- _Dataset entries_:
──────────────────────────────

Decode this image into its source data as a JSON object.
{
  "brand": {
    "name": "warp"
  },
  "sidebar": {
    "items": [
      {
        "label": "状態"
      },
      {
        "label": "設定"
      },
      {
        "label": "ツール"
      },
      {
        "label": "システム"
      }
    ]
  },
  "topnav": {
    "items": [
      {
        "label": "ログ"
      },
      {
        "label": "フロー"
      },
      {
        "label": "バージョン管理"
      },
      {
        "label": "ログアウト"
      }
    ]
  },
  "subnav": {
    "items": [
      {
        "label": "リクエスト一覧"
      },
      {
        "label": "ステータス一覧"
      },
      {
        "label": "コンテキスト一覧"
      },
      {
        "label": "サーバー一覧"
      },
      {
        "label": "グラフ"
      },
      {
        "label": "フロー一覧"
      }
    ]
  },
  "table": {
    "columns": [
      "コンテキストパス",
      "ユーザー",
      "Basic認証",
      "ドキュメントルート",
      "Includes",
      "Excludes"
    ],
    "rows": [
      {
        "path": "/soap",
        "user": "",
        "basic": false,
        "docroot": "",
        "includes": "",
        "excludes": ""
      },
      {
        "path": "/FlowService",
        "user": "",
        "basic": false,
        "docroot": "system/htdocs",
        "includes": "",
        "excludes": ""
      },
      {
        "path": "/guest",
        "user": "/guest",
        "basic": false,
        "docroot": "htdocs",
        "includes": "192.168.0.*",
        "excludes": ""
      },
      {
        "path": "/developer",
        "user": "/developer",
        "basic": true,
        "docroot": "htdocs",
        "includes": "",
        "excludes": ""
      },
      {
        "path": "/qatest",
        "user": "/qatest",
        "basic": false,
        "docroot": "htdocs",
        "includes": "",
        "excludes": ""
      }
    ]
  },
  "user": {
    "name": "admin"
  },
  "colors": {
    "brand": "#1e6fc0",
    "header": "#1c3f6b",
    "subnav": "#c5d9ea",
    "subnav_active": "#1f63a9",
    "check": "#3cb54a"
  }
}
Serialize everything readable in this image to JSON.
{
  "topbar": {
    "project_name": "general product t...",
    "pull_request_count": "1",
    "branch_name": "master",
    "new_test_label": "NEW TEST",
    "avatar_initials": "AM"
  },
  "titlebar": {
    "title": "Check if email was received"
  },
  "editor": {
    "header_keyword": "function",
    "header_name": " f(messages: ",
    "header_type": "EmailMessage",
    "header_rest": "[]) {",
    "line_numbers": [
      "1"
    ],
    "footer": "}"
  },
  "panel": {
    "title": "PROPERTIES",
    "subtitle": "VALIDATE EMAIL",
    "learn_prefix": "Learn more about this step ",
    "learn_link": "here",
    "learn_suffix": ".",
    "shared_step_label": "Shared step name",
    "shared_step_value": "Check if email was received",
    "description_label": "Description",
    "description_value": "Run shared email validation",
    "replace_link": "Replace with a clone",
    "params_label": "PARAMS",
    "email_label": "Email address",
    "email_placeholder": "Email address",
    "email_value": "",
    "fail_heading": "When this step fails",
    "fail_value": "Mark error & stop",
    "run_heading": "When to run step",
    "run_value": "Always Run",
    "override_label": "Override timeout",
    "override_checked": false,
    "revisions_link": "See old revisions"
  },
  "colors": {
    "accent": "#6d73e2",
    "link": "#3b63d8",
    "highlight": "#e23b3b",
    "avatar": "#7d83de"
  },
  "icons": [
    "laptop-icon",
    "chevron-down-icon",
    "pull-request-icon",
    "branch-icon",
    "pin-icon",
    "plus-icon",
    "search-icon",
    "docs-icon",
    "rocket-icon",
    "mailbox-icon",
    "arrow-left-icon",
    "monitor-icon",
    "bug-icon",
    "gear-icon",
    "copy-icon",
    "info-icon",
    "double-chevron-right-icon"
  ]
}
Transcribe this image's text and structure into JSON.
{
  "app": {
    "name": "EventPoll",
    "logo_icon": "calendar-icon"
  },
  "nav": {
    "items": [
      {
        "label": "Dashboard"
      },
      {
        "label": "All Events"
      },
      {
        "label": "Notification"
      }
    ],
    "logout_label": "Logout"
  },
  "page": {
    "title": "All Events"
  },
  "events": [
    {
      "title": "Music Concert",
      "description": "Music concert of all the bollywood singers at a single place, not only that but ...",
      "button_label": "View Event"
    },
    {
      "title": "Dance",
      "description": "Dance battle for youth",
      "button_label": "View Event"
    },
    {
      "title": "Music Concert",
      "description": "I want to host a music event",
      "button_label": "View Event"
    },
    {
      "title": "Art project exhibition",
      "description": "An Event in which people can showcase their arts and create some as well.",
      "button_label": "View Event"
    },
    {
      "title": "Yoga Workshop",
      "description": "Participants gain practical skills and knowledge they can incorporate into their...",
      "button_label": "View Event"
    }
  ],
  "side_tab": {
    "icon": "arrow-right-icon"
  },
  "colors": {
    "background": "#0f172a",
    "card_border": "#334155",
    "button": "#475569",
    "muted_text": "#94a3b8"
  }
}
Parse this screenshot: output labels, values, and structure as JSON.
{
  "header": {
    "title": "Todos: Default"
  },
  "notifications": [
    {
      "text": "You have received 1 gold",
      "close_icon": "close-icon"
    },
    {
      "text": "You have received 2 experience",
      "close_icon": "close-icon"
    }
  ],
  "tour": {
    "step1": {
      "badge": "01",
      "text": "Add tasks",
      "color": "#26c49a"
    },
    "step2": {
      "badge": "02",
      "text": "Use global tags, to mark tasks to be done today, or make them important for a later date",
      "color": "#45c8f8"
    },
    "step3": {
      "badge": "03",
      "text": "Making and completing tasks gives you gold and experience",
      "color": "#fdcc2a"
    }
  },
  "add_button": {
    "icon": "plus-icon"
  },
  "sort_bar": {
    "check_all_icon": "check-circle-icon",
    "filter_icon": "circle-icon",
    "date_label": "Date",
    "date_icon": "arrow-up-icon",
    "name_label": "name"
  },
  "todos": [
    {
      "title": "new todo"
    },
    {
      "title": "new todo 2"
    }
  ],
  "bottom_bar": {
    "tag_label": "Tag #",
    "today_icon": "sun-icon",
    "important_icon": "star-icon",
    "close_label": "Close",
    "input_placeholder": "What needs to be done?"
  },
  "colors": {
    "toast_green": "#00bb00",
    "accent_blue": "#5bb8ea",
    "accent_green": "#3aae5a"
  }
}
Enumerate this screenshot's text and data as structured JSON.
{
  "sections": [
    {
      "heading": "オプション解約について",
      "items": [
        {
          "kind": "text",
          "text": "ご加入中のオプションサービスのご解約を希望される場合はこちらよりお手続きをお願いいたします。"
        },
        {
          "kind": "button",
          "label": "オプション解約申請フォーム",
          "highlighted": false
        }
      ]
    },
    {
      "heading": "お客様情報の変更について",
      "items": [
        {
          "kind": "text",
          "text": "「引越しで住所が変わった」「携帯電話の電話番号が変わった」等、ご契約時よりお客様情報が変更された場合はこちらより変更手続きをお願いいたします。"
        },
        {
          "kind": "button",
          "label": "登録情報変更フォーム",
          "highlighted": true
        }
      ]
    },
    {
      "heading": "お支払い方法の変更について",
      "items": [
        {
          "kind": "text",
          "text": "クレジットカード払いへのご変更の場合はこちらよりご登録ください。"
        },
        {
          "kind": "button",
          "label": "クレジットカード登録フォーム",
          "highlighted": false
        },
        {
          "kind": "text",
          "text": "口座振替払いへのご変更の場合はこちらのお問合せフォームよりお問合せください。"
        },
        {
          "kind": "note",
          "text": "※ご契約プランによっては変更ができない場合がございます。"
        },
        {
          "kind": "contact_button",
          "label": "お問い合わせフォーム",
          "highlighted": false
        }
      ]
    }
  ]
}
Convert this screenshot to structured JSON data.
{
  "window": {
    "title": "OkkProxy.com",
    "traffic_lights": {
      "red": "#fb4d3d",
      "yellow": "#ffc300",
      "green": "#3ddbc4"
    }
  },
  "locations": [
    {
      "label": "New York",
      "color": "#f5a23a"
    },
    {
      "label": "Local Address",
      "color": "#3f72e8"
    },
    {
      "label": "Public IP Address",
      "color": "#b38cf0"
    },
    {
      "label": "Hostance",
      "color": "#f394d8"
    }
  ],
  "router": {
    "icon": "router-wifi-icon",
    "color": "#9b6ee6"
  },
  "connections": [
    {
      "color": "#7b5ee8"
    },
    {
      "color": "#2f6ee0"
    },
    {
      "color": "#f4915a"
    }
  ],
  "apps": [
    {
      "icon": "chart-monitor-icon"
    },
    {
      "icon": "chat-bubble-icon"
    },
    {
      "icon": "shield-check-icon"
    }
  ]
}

──────────────────────────────

- _WHAT THE TASK REQUIRES_: Write out, word for word, the line containing "Convert this screenshot" and every line after it to the end of the data above.

- _WRITTEN RESPONSE_:
Convert this screenshot to structured JSON data.
{
  "window": {
    "title": "OkkProxy.com",
    "traffic_lights": {
      "red": "#fb4d3d",
      "yellow": "#ffc300",
      "green": "#3ddbc4"
    }
  },
  "locations": [
    {
      "label": "New York",
      "color": "#f5a23a"
    },
    {
      "label": "Local Address",
      "color": "#3f72e8"
    },
    {
      "label": "Public IP Address",
      "color": "#b38cf0"
    },
    {
      "label": "Hostance",
      "color": "#f394d8"
    }
  ],
  "router": {
    "icon": "router-wifi-icon",
    "color": "#9b6ee6"
  },
  "connections": [
    {
      "color": "#7b5ee8"
    },
    {
      "color": "#2f6ee0"
    },
    {
      "color": "#f4915a"
    }
  ],
  "apps": [
    {
      "icon": "chart-monitor-icon"
    },
    {
      "icon": "chat-bubble-icon"
    },
    {
      "icon": "shield-check-icon"
    }
  ]
}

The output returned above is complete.